** Stated goal **
Retype the material in full, keeping every word the same.

** Data provided **
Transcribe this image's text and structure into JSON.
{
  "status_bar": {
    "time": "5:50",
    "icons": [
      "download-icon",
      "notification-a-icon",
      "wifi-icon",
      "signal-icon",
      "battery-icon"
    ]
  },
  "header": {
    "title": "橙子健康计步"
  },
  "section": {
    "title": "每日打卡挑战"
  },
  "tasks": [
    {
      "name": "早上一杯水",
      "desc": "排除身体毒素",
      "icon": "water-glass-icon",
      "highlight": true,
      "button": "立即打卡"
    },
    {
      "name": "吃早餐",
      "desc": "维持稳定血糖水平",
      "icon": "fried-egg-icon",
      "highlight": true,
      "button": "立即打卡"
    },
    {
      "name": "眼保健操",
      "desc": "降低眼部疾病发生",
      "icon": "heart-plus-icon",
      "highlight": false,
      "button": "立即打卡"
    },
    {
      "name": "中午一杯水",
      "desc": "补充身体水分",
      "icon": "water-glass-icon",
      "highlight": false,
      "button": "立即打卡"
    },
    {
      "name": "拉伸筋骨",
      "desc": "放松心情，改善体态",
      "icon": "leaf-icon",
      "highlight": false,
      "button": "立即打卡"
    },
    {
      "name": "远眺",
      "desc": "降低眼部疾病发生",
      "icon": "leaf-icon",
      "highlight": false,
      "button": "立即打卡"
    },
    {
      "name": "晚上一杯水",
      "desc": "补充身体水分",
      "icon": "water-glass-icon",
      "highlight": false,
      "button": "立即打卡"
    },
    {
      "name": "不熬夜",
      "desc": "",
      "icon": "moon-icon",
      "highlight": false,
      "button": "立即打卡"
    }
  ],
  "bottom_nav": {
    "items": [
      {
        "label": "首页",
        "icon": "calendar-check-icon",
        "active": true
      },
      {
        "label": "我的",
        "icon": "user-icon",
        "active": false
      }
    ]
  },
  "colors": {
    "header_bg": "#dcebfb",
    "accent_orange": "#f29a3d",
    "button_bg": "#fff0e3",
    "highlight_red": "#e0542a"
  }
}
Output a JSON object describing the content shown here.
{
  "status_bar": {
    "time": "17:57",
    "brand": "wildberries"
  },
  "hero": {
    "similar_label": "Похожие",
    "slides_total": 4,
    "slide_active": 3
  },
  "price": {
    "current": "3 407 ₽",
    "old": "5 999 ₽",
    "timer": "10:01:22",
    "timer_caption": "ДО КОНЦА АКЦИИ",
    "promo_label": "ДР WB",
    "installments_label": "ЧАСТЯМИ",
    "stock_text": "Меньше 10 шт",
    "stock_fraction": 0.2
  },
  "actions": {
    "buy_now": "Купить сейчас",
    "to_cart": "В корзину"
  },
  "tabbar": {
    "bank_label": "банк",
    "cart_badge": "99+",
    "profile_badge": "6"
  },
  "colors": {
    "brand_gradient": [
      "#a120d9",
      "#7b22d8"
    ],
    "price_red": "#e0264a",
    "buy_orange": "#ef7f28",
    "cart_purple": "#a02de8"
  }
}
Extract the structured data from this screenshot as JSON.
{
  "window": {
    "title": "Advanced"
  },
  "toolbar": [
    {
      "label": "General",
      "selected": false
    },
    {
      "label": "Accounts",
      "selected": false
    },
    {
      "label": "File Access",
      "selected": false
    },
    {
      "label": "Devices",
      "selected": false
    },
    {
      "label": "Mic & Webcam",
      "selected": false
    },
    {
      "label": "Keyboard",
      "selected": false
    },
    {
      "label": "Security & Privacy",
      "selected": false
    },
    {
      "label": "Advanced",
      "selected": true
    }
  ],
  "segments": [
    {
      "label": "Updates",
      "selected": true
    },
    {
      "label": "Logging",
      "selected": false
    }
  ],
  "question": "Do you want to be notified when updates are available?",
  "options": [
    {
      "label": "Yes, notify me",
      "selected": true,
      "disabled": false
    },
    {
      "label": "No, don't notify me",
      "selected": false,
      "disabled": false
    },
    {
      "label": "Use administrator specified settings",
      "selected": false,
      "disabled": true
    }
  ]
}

** Answer for this exercise **
Transcribe this image's text and structure into JSON.
{
  "status_bar": {
    "time": "5:50",
    "icons": [
      "download-icon",
      "notification-a-icon",
      "wifi-icon",
      "signal-icon",
      "battery-icon"
    ]
  },
  "header": {
    "title": "橙子健康计步"
  },
  "section": {
    "title": "每日打卡挑战"
  },
  "tasks": [
    {
      "name": "早上一杯水",
      "desc": "排除身体毒素",
      "icon": "water-glass-icon",
      "highlight": true,
      "button": "立即打卡"
    },
    {
      "name": "吃早餐",
      "desc": "维持稳定血糖水平",
      "icon": "fried-egg-icon",
      "highlight": true,
      "button": "立即打卡"
    },
    {
      "name": "眼保健操",
      "desc": "降低眼部疾病发生",
      "icon": "heart-plus-icon",
      "highlight": false,
      "button": "立即打卡"
    },
    {
      "name": "中午一杯水",
      "desc": "补充身体水分",
      "icon": "water-glass-icon",
      "highlight": false,
      "button": "立即打卡"
    },
    {
      "name": "拉伸筋骨",
      "desc": "放松心情，改善体态",
      "icon": "leaf-icon",
      "highlight": false,
      "button": "立即打卡"
    },
    {
      "name": "远眺",
      "desc": "降低眼部疾病发生",
      "icon": "leaf-icon",
      "highlight": false,
      "button": "立即打卡"
    },
    {
      "name": "晚上一杯水",
      "desc": "补充身体水分",
      "icon": "water-glass-icon",
      "highlight": false,
      "button": "立即打卡"
    },
    {
      "name": "不熬夜",
      "desc": "",
      "icon": "moon-icon",
      "highlight": false,
      "button": "立即打卡"
    }
  ],
  "bottom_nav": {
    "items": [
      {
        "label": "首页",
        "icon": "calendar-check-icon",
        "active": true
      },
      {
        "label": "我的",
        "icon": "user-icon",
        "active": false
      }
    ]
  },
  "colors": {
    "header_bg": "#dcebfb",
    "accent_orange": "#f29a3d",
    "button_bg": "#fff0e3",
    "highlight_red": "#e0542a"
  }
}
Output a JSON object describing the content shown here.
{
  "status_bar": {
    "time": "17:57",
    "brand": "wildberries"
  },
  "hero": {
    "similar_label": "Похожие",
    "slides_total": 4,
    "slide_active": 3
  },
  "price": {
    "current": "3 407 ₽",
    "old": "5 999 ₽",
    "timer": "10:01:22",
    "timer_caption": "ДО КОНЦА АКЦИИ",
    "promo_label": "ДР WB",
    "installments_label": "ЧАСТЯМИ",
    "stock_text": "Меньше 10 шт",
    "stock_fraction": 0.2
  },
  "actions": {
    "buy_now": "Купить сейчас",
    "to_cart": "В корзину"
  },
  "tabbar": {
    "bank_label": "банк",
    "cart_badge": "99+",
    "profile_badge": "6"
  },
  "colors": {
    "brand_gradient": [
      "#a120d9",
      "#7b22d8"
    ],
    "price_red": "#e0264a",
    "buy_orange": "#ef7f28",
    "cart_purple": "#a02de8"
  }
}
Extract the structured data from this screenshot as JSON.
{
  "window": {
    "title": "Advanced"
  },
  "toolbar": [
    {
      "label": "General",
      "selected": false
    },
    {
      "label": "Accounts",
      "selected": false
    },
    {
      "label": "File Access",
      "selected": false
    },
    {
      "label": "Devices",
      "selected": false
    },
    {
      "label": "Mic & Webcam",
      "selected": false
    },
    {
      "label": "Keyboard",
      "selected": false
    },
    {
      "label": "Security & Privacy",
      "selected": false
    },
    {
      "label": "Advanced",
      "selected": true
    }
  ],
  "segments": [
    {
      "label": "Updates",
      "selected": true
    },
    {
      "label": "Logging",
      "selected": false
    }
  ],
  "question": "Do you want to be notified when updates are available?",
  "options": [
    {
      "label": "Yes, notify me",
      "selected": true,
      "disabled": false
    },
    {
      "label": "No, don't notify me",
      "selected": false,
      "disabled": false
    },
    {
      "label": "Use administrator specified settings",
      "selected": false,
      "disabled": true
    }
  ]
}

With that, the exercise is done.